[START]

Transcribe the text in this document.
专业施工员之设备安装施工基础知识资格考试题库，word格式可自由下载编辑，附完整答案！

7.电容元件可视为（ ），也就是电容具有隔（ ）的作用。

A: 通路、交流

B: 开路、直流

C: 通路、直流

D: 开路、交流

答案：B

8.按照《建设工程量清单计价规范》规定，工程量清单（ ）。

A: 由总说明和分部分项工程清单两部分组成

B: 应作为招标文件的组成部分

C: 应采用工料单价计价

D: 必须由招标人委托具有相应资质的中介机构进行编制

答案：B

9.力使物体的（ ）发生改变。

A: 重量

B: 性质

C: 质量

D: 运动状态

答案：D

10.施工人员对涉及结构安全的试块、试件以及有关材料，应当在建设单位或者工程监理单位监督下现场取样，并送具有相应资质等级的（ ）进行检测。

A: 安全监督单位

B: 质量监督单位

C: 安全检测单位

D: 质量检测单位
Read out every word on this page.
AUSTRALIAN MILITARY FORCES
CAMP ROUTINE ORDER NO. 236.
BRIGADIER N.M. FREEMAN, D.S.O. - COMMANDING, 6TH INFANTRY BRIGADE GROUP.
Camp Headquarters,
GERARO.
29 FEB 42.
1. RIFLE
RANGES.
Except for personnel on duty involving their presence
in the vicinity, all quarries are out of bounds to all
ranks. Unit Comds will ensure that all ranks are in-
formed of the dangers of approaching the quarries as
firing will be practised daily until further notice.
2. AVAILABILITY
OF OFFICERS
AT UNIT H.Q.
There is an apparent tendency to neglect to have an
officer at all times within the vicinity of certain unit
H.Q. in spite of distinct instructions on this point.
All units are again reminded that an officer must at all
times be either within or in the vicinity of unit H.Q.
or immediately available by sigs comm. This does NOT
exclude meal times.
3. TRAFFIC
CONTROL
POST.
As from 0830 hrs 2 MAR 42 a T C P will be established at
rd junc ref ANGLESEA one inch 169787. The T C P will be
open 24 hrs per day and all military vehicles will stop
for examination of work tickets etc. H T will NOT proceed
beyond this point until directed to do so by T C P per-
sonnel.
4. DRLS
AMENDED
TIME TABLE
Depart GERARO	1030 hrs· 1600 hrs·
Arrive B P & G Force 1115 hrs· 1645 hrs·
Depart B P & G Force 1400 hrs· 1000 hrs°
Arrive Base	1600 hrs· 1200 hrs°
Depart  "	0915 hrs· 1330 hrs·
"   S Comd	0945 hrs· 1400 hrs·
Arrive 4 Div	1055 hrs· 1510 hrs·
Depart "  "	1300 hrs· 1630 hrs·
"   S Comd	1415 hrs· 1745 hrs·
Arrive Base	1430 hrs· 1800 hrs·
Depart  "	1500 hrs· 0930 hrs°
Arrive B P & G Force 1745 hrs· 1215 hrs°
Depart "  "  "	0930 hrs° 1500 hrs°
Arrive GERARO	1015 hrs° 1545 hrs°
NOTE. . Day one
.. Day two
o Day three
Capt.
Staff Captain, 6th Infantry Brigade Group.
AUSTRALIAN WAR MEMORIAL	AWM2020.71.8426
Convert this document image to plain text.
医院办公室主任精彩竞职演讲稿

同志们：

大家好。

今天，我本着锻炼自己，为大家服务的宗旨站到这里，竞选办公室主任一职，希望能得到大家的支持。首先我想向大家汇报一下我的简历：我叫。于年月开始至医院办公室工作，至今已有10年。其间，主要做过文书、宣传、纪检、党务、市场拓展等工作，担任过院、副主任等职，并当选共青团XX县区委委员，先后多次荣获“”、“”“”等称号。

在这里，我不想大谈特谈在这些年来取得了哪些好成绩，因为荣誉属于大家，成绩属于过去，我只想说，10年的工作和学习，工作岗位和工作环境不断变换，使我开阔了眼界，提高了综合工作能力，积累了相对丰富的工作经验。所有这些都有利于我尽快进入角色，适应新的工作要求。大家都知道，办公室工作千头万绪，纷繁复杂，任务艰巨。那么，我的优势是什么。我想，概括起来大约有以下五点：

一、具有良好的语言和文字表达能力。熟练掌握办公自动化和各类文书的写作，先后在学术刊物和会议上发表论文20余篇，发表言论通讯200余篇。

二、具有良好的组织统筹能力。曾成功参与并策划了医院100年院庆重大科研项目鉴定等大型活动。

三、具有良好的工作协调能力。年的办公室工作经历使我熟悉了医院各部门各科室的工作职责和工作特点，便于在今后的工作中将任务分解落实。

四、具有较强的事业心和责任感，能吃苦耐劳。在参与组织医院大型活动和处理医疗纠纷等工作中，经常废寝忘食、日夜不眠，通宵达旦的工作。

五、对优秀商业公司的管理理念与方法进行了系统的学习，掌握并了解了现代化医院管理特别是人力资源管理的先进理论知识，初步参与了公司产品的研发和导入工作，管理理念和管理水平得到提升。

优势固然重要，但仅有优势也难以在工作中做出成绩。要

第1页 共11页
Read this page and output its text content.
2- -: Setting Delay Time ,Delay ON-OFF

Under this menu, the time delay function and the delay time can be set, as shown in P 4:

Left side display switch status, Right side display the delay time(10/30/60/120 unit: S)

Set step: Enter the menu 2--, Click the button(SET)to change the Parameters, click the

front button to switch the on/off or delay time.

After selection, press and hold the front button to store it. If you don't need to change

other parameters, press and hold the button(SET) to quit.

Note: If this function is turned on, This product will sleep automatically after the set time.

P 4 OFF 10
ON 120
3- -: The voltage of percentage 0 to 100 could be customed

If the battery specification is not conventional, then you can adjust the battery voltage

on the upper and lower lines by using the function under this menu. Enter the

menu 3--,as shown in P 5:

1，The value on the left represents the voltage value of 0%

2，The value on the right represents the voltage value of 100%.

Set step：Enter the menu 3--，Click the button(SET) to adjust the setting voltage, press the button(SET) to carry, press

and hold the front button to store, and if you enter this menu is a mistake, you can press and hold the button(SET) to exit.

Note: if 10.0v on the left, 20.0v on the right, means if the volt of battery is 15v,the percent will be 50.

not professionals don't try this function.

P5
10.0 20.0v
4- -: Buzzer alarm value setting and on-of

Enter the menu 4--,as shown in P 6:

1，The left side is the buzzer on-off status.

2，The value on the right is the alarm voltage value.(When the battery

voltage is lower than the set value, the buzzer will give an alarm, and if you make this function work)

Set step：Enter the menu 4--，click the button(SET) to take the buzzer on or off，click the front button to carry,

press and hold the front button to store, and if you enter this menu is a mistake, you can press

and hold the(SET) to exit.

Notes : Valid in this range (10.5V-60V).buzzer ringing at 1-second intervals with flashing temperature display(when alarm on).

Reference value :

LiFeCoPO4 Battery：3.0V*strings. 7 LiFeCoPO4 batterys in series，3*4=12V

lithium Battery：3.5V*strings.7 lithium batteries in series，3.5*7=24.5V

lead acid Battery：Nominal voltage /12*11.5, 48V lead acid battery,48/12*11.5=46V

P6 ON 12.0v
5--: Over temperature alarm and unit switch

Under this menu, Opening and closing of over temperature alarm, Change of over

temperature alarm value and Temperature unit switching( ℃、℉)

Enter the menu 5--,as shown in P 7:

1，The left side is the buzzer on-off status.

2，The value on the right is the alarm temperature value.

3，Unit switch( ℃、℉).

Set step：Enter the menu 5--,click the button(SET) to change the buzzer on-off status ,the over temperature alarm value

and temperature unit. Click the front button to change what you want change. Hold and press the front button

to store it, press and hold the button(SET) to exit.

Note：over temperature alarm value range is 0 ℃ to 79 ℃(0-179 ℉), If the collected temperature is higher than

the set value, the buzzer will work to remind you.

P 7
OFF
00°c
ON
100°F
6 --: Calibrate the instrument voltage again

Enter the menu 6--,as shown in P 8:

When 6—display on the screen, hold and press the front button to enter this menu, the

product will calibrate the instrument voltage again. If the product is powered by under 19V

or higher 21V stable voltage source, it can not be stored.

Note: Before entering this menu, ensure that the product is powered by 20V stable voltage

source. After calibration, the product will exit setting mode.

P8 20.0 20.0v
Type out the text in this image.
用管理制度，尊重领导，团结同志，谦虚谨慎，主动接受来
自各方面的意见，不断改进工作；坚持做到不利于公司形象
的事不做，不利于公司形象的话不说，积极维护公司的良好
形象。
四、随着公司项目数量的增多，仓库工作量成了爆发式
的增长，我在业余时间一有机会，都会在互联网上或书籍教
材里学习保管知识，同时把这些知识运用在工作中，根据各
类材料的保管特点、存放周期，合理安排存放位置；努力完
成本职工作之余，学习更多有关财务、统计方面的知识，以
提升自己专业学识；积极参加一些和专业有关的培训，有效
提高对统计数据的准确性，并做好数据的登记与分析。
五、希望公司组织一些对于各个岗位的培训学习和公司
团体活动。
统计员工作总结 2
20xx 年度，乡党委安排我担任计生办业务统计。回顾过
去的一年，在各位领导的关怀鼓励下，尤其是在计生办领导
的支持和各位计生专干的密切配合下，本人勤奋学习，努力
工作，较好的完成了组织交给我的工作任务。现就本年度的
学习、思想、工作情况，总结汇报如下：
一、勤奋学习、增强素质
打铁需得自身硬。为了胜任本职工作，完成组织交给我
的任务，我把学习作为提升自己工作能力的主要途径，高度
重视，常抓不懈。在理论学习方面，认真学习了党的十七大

[END]

YOUR OBJECTIVE >>
Pull out the lines above in which the word "again" appears.

ANSWER FOR THE TASK >>
All units are again reminded that an officer must at all
6 --: Calibrate the instrument voltage again
product will calibrate the instrument voltage again. If the product is powered by under 19V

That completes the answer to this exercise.